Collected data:
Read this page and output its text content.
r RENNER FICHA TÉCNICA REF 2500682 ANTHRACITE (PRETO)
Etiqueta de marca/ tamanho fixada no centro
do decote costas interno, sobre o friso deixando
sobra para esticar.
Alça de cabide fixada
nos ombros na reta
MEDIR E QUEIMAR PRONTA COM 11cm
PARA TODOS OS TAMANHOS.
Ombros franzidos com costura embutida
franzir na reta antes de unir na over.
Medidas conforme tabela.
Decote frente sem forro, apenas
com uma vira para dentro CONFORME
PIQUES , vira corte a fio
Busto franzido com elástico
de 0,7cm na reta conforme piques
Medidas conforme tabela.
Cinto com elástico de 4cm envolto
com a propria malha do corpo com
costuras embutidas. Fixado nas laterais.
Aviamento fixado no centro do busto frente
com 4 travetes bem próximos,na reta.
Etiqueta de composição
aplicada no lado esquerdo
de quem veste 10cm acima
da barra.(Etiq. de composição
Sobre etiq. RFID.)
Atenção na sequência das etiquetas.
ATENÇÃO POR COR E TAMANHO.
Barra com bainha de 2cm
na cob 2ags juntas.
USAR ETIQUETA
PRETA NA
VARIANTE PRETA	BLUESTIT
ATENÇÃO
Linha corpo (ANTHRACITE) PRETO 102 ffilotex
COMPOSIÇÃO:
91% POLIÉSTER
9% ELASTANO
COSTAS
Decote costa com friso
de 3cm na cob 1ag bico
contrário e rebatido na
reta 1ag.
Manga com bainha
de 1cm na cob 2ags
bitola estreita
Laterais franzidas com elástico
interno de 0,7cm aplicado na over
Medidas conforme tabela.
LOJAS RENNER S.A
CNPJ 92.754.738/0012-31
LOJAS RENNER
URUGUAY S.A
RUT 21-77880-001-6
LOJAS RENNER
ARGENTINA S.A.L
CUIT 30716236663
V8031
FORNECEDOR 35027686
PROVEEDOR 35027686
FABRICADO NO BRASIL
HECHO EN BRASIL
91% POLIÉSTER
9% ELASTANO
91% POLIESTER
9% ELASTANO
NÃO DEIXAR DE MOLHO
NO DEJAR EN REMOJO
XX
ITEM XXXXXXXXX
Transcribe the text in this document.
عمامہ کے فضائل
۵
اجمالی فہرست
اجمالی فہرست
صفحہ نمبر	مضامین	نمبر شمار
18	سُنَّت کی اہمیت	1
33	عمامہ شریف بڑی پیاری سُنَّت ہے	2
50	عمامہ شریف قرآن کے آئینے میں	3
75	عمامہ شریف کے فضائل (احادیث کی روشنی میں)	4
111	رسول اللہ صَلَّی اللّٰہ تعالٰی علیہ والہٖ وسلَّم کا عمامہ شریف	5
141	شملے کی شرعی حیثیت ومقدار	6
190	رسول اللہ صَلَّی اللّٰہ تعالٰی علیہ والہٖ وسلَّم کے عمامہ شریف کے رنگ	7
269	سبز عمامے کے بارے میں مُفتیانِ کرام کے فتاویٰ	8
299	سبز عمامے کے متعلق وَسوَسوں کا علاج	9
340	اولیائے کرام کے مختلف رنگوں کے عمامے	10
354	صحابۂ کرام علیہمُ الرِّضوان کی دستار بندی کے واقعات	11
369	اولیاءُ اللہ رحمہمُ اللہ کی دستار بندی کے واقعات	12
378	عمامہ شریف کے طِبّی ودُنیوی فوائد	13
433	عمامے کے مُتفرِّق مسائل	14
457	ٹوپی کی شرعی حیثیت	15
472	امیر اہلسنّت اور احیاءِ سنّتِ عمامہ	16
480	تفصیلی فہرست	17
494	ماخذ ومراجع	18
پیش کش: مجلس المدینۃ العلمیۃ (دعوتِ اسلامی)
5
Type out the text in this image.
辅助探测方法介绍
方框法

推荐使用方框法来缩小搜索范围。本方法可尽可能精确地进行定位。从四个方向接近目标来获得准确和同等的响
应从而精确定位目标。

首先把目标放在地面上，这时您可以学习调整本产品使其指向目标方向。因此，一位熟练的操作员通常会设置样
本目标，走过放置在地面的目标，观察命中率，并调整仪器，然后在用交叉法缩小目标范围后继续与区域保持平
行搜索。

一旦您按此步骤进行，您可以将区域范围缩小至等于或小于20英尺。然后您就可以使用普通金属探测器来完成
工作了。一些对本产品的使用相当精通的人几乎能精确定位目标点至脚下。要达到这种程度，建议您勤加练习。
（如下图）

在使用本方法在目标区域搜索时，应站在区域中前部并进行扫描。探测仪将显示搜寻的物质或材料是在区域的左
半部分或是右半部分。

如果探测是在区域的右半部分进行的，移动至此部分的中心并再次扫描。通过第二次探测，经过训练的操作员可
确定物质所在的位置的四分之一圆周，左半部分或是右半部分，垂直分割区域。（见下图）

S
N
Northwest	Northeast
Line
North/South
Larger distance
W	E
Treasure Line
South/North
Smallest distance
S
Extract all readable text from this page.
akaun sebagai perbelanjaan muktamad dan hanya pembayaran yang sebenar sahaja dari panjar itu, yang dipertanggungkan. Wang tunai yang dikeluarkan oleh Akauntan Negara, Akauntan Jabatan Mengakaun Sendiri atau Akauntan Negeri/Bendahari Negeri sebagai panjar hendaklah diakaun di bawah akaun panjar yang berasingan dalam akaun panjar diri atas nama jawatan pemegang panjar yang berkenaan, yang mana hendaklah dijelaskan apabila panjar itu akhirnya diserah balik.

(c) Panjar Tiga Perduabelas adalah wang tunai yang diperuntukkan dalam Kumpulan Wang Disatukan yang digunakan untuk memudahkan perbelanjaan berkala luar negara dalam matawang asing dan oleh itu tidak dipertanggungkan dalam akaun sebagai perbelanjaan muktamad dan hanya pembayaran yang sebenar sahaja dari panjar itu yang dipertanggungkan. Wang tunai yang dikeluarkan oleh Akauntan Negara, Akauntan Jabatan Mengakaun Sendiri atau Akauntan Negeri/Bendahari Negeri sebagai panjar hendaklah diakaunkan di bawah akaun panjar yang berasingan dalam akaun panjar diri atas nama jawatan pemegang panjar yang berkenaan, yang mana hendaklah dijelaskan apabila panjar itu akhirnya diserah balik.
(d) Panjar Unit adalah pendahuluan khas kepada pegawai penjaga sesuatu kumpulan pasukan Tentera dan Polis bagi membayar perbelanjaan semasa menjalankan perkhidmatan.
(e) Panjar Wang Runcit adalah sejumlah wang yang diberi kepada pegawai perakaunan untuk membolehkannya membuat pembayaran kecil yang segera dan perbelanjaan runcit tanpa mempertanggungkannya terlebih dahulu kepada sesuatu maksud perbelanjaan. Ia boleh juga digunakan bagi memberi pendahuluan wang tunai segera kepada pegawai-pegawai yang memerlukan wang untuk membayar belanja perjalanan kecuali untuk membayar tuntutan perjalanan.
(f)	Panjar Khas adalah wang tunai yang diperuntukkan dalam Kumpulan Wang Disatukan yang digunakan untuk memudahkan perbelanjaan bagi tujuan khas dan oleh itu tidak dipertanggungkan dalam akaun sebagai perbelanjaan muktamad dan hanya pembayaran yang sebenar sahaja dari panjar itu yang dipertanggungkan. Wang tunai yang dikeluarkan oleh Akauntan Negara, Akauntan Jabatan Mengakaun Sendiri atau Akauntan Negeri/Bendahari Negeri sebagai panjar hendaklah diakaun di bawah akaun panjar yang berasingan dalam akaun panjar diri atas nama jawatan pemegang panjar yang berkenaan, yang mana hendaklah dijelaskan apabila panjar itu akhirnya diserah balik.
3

The problem: Scan the material above. Return every line containing the string "memudahkan".

Solution for this exercise:
(c) Panjar Tiga Perduabelas adalah wang tunai yang diperuntukkan dalam Kumpulan Wang Disatukan yang digunakan untuk memudahkan perbelanjaan berkala luar negara dalam matawang asing dan oleh itu tidak dipertanggungkan dalam akaun sebagai perbelanjaan muktamad dan hanya pembayaran yang sebenar sahaja dari panjar itu yang dipertanggungkan. Wang tunai yang dikeluarkan oleh Akauntan Negara, Akauntan Jabatan Mengakaun Sendiri atau Akauntan Negeri/Bendahari Negeri sebagai panjar hendaklah diakaunkan di bawah akaun panjar yang berasingan dalam akaun panjar diri atas nama jawatan pemegang panjar yang berkenaan, yang mana hendaklah dijelaskan apabila panjar itu akhirnya diserah balik.
(f)	Panjar Khas adalah wang tunai yang diperuntukkan dalam Kumpulan Wang Disatukan yang digunakan untuk memudahkan perbelanjaan bagi tujuan khas dan oleh itu tidak dipertanggungkan dalam akaun sebagai perbelanjaan muktamad dan hanya pembayaran yang sebenar sahaja dari panjar itu yang dipertanggungkan. Wang tunai yang dikeluarkan oleh Akauntan Negara, Akauntan Jabatan Mengakaun Sendiri atau Akauntan Negeri/Bendahari Negeri sebagai panjar hendaklah diakaun di bawah akaun panjar yang berasingan dalam akaun panjar diri atas nama jawatan pemegang panjar yang berkenaan, yang mana hendaklah dijelaskan apabila panjar itu akhirnya diserah balik.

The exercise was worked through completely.